LISTED RECORDS →
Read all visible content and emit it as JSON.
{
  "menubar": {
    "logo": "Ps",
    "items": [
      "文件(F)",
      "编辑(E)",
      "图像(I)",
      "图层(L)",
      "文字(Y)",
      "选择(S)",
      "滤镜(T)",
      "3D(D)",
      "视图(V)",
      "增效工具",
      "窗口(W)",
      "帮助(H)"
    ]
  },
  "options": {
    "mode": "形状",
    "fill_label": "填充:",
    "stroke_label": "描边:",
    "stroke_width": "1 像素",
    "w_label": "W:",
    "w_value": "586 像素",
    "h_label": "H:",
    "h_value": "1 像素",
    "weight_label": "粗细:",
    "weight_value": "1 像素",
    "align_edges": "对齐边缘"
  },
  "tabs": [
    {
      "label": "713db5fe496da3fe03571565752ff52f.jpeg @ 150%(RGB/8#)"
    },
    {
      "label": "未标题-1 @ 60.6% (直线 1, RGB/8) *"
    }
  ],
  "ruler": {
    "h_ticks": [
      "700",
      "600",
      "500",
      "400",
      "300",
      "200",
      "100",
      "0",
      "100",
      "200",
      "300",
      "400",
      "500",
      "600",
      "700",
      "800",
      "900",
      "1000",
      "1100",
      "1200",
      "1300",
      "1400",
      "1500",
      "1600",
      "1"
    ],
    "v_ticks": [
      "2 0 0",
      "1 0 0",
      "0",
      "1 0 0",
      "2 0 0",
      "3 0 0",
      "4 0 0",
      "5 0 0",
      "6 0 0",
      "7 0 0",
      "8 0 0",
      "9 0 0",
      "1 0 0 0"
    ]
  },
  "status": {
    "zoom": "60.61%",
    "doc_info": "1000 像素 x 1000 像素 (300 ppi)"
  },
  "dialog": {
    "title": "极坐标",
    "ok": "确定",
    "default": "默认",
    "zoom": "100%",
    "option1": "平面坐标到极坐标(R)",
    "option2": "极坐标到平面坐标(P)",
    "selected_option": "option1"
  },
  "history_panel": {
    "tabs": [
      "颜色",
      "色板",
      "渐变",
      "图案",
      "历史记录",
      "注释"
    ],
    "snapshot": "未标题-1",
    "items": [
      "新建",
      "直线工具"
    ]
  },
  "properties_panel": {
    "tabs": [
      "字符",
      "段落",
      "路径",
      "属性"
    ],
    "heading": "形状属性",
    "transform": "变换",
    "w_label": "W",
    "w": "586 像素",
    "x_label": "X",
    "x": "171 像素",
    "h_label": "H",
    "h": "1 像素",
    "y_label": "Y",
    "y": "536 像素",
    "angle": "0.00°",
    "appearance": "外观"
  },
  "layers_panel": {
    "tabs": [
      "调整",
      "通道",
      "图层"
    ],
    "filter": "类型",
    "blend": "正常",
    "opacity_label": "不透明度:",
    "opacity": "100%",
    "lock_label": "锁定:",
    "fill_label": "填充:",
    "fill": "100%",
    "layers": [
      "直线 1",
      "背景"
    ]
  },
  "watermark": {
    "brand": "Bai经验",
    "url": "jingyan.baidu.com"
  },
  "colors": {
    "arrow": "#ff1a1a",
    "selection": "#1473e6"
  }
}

EXERCISE REQUIREMENTS →
Recopy the entries above exactly, with every line included.

RESULT FOR THIS EXERCISE →
Read all visible content and emit it as JSON.
{
  "menubar": {
    "logo": "Ps",
    "items": [
      "文件(F)",
      "编辑(E)",
      "图像(I)",
      "图层(L)",
      "文字(Y)",
      "选择(S)",
      "滤镜(T)",
      "3D(D)",
      "视图(V)",
      "增效工具",
      "窗口(W)",
      "帮助(H)"
    ]
  },
  "options": {
    "mode": "形状",
    "fill_label": "填充:",
    "stroke_label": "描边:",
    "stroke_width": "1 像素",
    "w_label": "W:",
    "w_value": "586 像素",
    "h_label": "H:",
    "h_value": "1 像素",
    "weight_label": "粗细:",
    "weight_value": "1 像素",
    "align_edges": "对齐边缘"
  },
  "tabs": [
    {
      "label": "713db5fe496da3fe03571565752ff52f.jpeg @ 150%(RGB/8#)"
    },
    {
      "label": "未标题-1 @ 60.6% (直线 1, RGB/8) *"
    }
  ],
  "ruler": {
    "h_ticks": [
      "700",
      "600",
      "500",
      "400",
      "300",
      "200",
      "100",
      "0",
      "100",
      "200",
      "300",
      "400",
      "500",
      "600",
      "700",
      "800",
      "900",
      "1000",
      "1100",
      "1200",
      "1300",
      "1400",
      "1500",
      "1600",
      "1"
    ],
    "v_ticks": [
      "2 0 0",
      "1 0 0",
      "0",
      "1 0 0",
      "2 0 0",
      "3 0 0",
      "4 0 0",
      "5 0 0",
      "6 0 0",
      "7 0 0",
      "8 0 0",
      "9 0 0",
      "1 0 0 0"
    ]
  },
  "status": {
    "zoom": "60.61%",
    "doc_info": "1000 像素 x 1000 像素 (300 ppi)"
  },
  "dialog": {
    "title": "极坐标",
    "ok": "确定",
    "default": "默认",
    "zoom": "100%",
    "option1": "平面坐标到极坐标(R)",
    "option2": "极坐标到平面坐标(P)",
    "selected_option": "option1"
  },
  "history_panel": {
    "tabs": [
      "颜色",
      "色板",
      "渐变",
      "图案",
      "历史记录",
      "注释"
    ],
    "snapshot": "未标题-1",
    "items": [
      "新建",
      "直线工具"
    ]
  },
  "properties_panel": {
    "tabs": [
      "字符",
      "段落",
      "路径",
      "属性"
    ],
    "heading": "形状属性",
    "transform": "变换",
    "w_label": "W",
    "w": "586 像素",
    "x_label": "X",
    "x": "171 像素",
    "h_label": "H",
    "h": "1 像素",
    "y_label": "Y",
    "y": "536 像素",
    "angle": "0.00°",
    "appearance": "外观"
  },
  "layers_panel": {
    "tabs": [
      "调整",
      "通道",
      "图层"
    ],
    "filter": "类型",
    "blend": "正常",
    "opacity_label": "不透明度:",
    "opacity": "100%",
    "lock_label": "锁定:",
    "fill_label": "填充:",
    "fill": "100%",
    "layers": [
      "直线 1",
      "背景"
    ]
  },
  "watermark": {
    "brand": "Bai经验",
    "url": "jingyan.baidu.com"
  },
  "colors": {
    "arrow": "#ff1a1a",
    "selection": "#1473e6"
  }
}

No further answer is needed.